Quoted passage ::
-*-

As we do not use the maze code at this point, you need to imitate the behavior of the final app at certain points: 

• In general: have your user interface respond to any user input by a corresponding message (with a so-called toast) and a Log.v() output into the Eclipse Logcat window such that you can recognize that the bits and pieces of your app correctly communicate.
• State Generating: imitate the delay in state generating and the update to the progress visualization by some simple code that does not generate a maze. 
• State Play:  you should represent the graphics part for the maze in your layout by a simple button (the Shortcut button) that when it is clicked, the display moves on to state Finish. Also prepare for a user interface in state Play that allows a user to navigate the robot.  Check if buttons for right, left, top, bottom are pressed.  

To retain a reasonably uniform design, I would like to fix some further naming conventions for classes:

Call your new Android project AMazeBy<YourName> and use a path edu.wm.cs.cs301.<yourname> and create two packages: UI for user interface and falstad for the falstad code that we will incorporate at a later point in time.

To do list:

• Use your existing Java implementation to generate and store at least one maze for each skill level. We will use these to allow the user to load a predefined maze from file.
• Do a paper prototype of the design
• Draw each individual screen, button etc on paper. Simulate common usage scenarios to convince yourself that the design works and is convenient & appealing.
• For information on paper prototyping see e.g. Scott Klemmer's lecture 3.1.
• Perform a class design with CRC cards for the different Android activities in your user interface. 
• Pick one activity per state and use the class names as suggested above, e.g. AMazeActivity.java for the title screen.
• Put your crc design in writing, simply list each class, its responsibilities and collaborators. Email this to the grader.
• Create a new Android project in Eclipse. 
• Follow the Getting Started Guide on developer.android.com with sections "Building your first app" and "Adding the action bar".
• On Lab machines:
• the Android plugin for Eclipse and the emulator are already installed. No additional installation is necessary.
• Do not try to update the SDK as the installation is shared and the directory requires administrator rights to modify it.

-*-

Required task 1 :: In the maze app assignment, recast the paragraph beginning "Call your new Android project" as a short list that keeps its main facts.
Required task 2 :: Resume the maze app assignment after its final line with a few more to-do items in the same style.

Raw data ::
-*-

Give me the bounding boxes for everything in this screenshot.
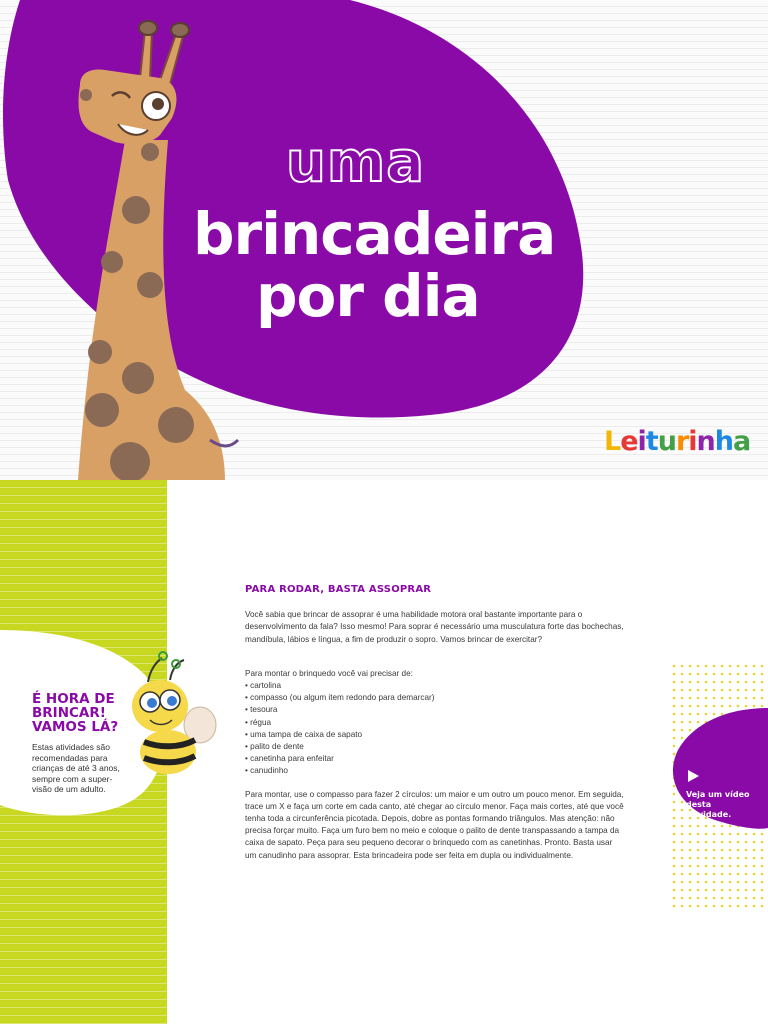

-*-

Written reply 1 ::
- Project name: AMazeBy<YourName>
- Path: edu.wm.cs.cs301.<yourname>
- Two packages:
  - UI, for the user interface
  - falstad, for the falstad code to be incorporated later

Written reply 2 ::
• You need to tell your Eclipse configuration where the Android SDK is located 
• Eclipse->Preferences->Android: set SDK location to /usr/remote/cs301/android-sdk-linux_x86
• You have to create an Abstract Virtual Device (AVD) with the Android Virtual Device Manager 
• see Eclipse->Window->Android Virtual Device Manager
• On your own laptop/PC:
• follow the installation instructions on the wiki or developer.android.com
• Note that an Android project is not(!) a common Java project in Eclipse! 
• A new Android project is always generated as a HelloWorld sample application. 
• To get more familiar with Android projects, there are different ways to go from here.
• You can follow the Getting Started Guide on developer.android.com with sections "Building your first app" and "Adding the action bar".
• You can follow the steps described in Tutorial 2 and 5, Mark Murphy's book "The Busy Coder's Guide to Android Development" to build a small sample application and run it. 
• Other alternative tutorials are for instance this one developing a simple UI and starting another activity or this one by Lars Vogel.  
• Work through Mark Murphy's book "The Busy Coder's Guide to Android Development" (no, not all 2500 pages at once!) to familiarize yourself with the different bits and pieces that go into an Android project.
• With the a HelloWorld that actually works, purposely add code that is faulty to see what error messages this creates. Try some syntax errors. Try calling a method on a variable with value null to see how a null pointer runtime exception is reported and so forth. This makes it easier to recognize what is wrong if your code has errors.
• Define each activity:
• Follow the naming conventions for classes and UI elements (like buttons) listed under "Design Decisions" above. 
• Check on the use of the action bar: design concepts and how to work with the action bar.
• Check tutorials on how to add more activities (e.g. Tutorial 8 in Murphy's book) and how to make a switch from one activity to another with an intent and parameter settings (e.g. described here or here).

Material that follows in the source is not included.